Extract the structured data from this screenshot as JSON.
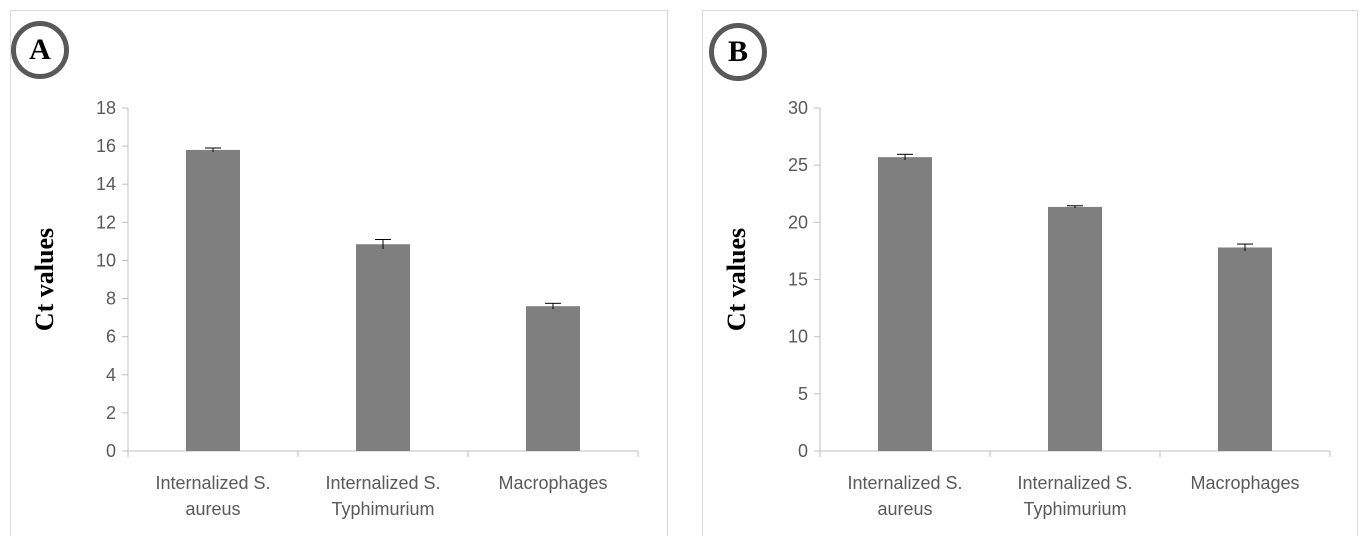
{
  "panels": [
    {
      "label": "A"
    },
    {
      "label": "B"
    }
  ],
  "chart_data": [
    {
      "type": "bar",
      "panel_label": "A",
      "categories": [
        [
          "Internalized S.",
          "aureus"
        ],
        [
          "Internalized S.",
          "Typhimurium"
        ],
        [
          "Macrophages"
        ]
      ],
      "values": [
        15.8,
        10.85,
        7.6
      ],
      "error": [
        0.1,
        0.25,
        0.15
      ],
      "ylabel": "Ct values",
      "ylim": [
        0,
        18
      ],
      "yticks": [
        0,
        2,
        4,
        6,
        8,
        10,
        12,
        14,
        16,
        18
      ],
      "bar_color": "#7f7f7f",
      "grid": false
    },
    {
      "type": "bar",
      "panel_label": "B",
      "categories": [
        [
          "Internalized S.",
          "aureus"
        ],
        [
          "Internalized S.",
          "Typhimurium"
        ],
        [
          "Macrophages"
        ]
      ],
      "values": [
        25.7,
        21.35,
        17.8
      ],
      "error": [
        0.25,
        0.1,
        0.3
      ],
      "ylabel": "Ct values",
      "ylim": [
        0,
        30
      ],
      "yticks": [
        0,
        5,
        10,
        15,
        20,
        25,
        30
      ],
      "bar_color": "#7f7f7f",
      "grid": false
    }
  ]
}
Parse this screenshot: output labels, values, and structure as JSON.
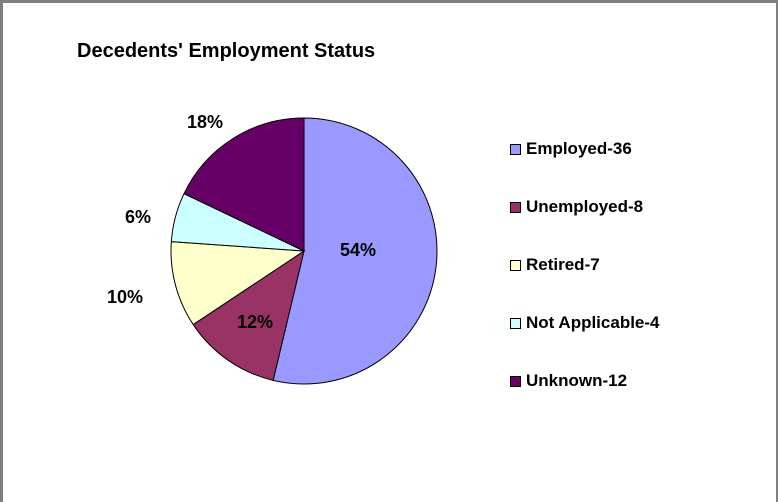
{
  "chart_data": {
    "type": "pie",
    "title": "Decedents' Employment Status",
    "slices": [
      {
        "label": "Employed-36",
        "value": 36,
        "pct_label": "54%",
        "color": "#9999ff"
      },
      {
        "label": "Unemployed-8",
        "value": 8,
        "pct_label": "12%",
        "color": "#993366"
      },
      {
        "label": "Retired-7",
        "value": 7,
        "pct_label": "10%",
        "color": "#ffffcc"
      },
      {
        "label": "Not Applicable-4",
        "value": 4,
        "pct_label": "6%",
        "color": "#ccffff"
      },
      {
        "label": "Unknown-12",
        "value": 12,
        "pct_label": "18%",
        "color": "#660066"
      }
    ],
    "legend_position": "right"
  }
}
==*==
== Exercise ==
Repeat the records word for word. Any picture in them should be left out.

== Worked solution ==
Extract the structured data from this screenshot as JSON.
{
  "panels": [
    {
      "label": "A"
    },
    {
      "label": "B"
    }
  ],
  "chart_data": [
    {
      "type": "bar",
      "panel_label": "A",
      "categories": [
        [
          "Internalized S.",
          "aureus"
        ],
        [
          "Internalized S.",
          "Typhimurium"
        ],
        [
          "Macrophages"
        ]
      ],
      "values": [
        15.8,
        10.85,
        7.6
      ],
      "error": [
        0.1,
        0.25,
        0.15
      ],
      "ylabel": "Ct values",
      "ylim": [
        0,
        18
      ],
      "yticks": [
        0,
        2,
        4,
        6,
        8,
        10,
        12,
        14,
        16,
        18
      ],
      "bar_color": "#7f7f7f",
      "grid": false
    },
    {
      "type": "bar",
      "panel_label": "B",
      "categories": [
        [
          "Internalized S.",
          "aureus"
        ],
        [
          "Internalized S.",
          "Typhimurium"
        ],
        [
          "Macrophages"
        ]
      ],
      "values": [
        25.7,
        21.35,
        17.8
      ],
      "error": [
        0.25,
        0.1,
        0.3
      ],
      "ylabel": "Ct values",
      "ylim": [
        0,
        30
      ],
      "yticks": [
        0,
        5,
        10,
        15,
        20,
        25,
        30
      ],
      "bar_color": "#7f7f7f",
      "grid": false
    }
  ]
}
Parse this screenshot: output labels, values, and structure as JSON.
{
  "chart_data": {
    "type": "pie",
    "title": "Decedents' Employment Status",
    "slices": [
      {
        "label": "Employed-36",
        "value": 36,
        "pct_label": "54%",
        "color": "#9999ff"
      },
      {
        "label": "Unemployed-8",
        "value": 8,
        "pct_label": "12%",
        "color": "#993366"
      },
      {
        "label": "Retired-7",
        "value": 7,
        "pct_label": "10%",
        "color": "#ffffcc"
      },
      {
        "label": "Not Applicable-4",
        "value": 4,
        "pct_label": "6%",
        "color": "#ccffff"
      },
      {
        "label": "Unknown-12",
        "value": 12,
        "pct_label": "18%",
        "color": "#660066"
      }
    ],
    "legend_position": "right"
  }
}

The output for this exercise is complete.